> WHAT YOU NEED TO DO
Repeat the material verbatim. Images are excluded from the copy.

> RECORDS FOR THIS TASK
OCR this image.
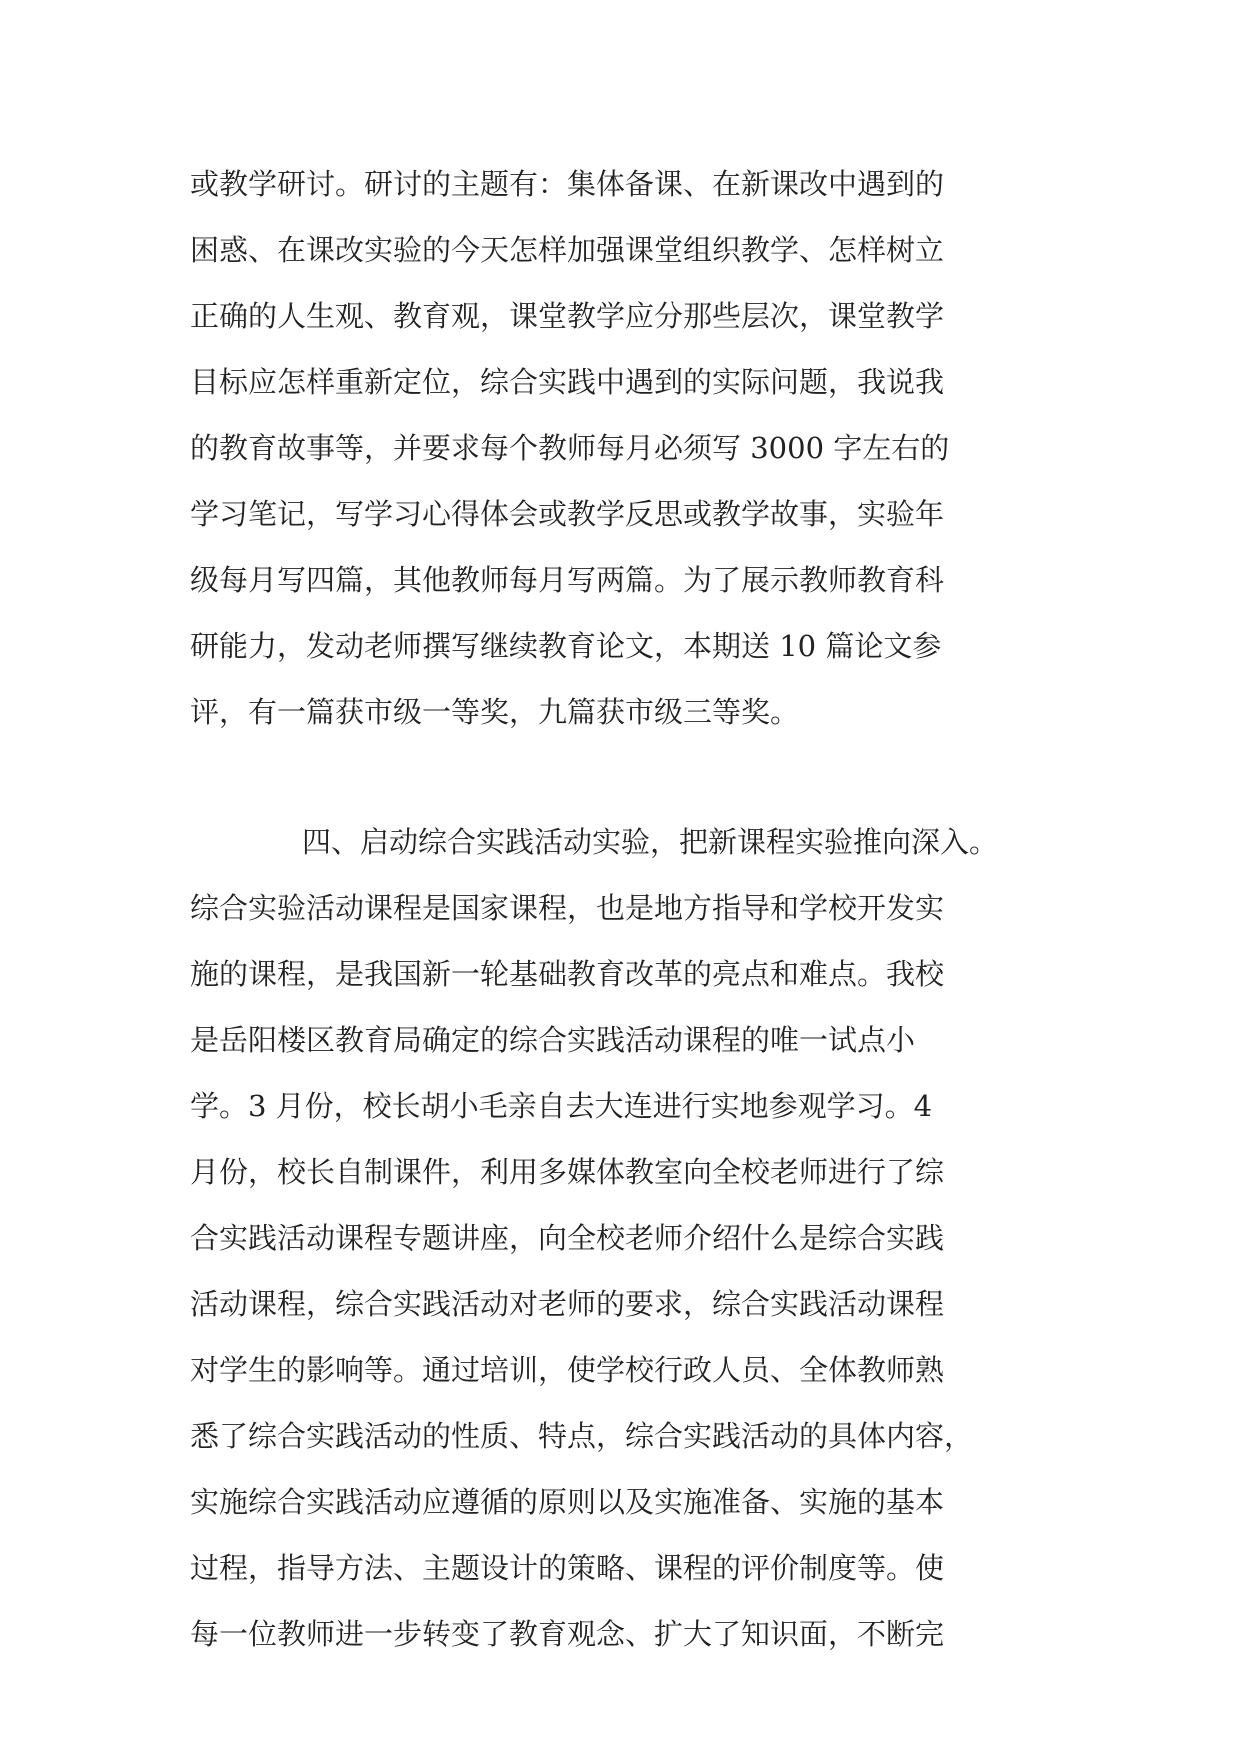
或教学研讨。研讨的主题有：集体备课、在新课改中遇到的
困惑、在课改实验的今天怎样加强课堂组织教学、怎样树立
正确的人生观、教育观，课堂教学应分那些层次，课堂教学
目标应怎样重新定位，综合实践中遇到的实际问题，我说我
的教育故事等，并要求每个教师每月必须写 3000 字左右的
学习笔记，写学习心得体会或教学反思或教学故事，实验年
级每月写四篇，其他教师每月写两篇。为了展示教师教育科
研能力，发动老师撰写继续教育论文，本期送 10 篇论文参
评，有一篇获市级一等奖，九篇获市级三等奖。
四、启动综合实践活动实验，把新课程实验推向深入。
综合实验活动课程是国家课程，也是地方指导和学校开发实
施的课程，是我国新一轮基础教育改革的亮点和难点。我校
是岳阳楼区教育局确定的综合实践活动课程的唯一试点小
学。3 月份，校长胡小毛亲自去大连进行实地参观学习。4
月份，校长自制课件，利用多媒体教室向全校老师进行了综
合实践活动课程专题讲座，向全校老师介绍什么是综合实践
活动课程，综合实践活动对老师的要求，综合实践活动课程
对学生的影响等。通过培训，使学校行政人员、全体教师熟
悉了综合实践活动的性质、特点，综合实践活动的具体内容，
实施综合实践活动应遵循的原则以及实施准备、实施的基本
过程，指导方法、主题设计的策略、课程的评价制度等。使
每一位教师进一步转变了教育观念、扩大了知识面，不断完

> WRITTEN SOLUTION
OCR this image.
或教学研讨。研讨的主题有：集体备课、在新课改中遇到的
困惑、在课改实验的今天怎样加强课堂组织教学、怎样树立
正确的人生观、教育观，课堂教学应分那些层次，课堂教学
目标应怎样重新定位，综合实践中遇到的实际问题，我说我
的教育故事等，并要求每个教师每月必须写 3000 字左右的
学习笔记，写学习心得体会或教学反思或教学故事，实验年
级每月写四篇，其他教师每月写两篇。为了展示教师教育科
研能力，发动老师撰写继续教育论文，本期送 10 篇论文参
评，有一篇获市级一等奖，九篇获市级三等奖。
四、启动综合实践活动实验，把新课程实验推向深入。
综合实验活动课程是国家课程，也是地方指导和学校开发实
施的课程，是我国新一轮基础教育改革的亮点和难点。我校
是岳阳楼区教育局确定的综合实践活动课程的唯一试点小
学。3 月份，校长胡小毛亲自去大连进行实地参观学习。4
月份，校长自制课件，利用多媒体教室向全校老师进行了综
合实践活动课程专题讲座，向全校老师介绍什么是综合实践
活动课程，综合实践活动对老师的要求，综合实践活动课程
对学生的影响等。通过培训，使学校行政人员、全体教师熟
悉了综合实践活动的性质、特点，综合实践活动的具体内容，
实施综合实践活动应遵循的原则以及实施准备、实施的基本
过程，指导方法、主题设计的策略、课程的评价制度等。使
每一位教师进一步转变了教育观念、扩大了知识面，不断完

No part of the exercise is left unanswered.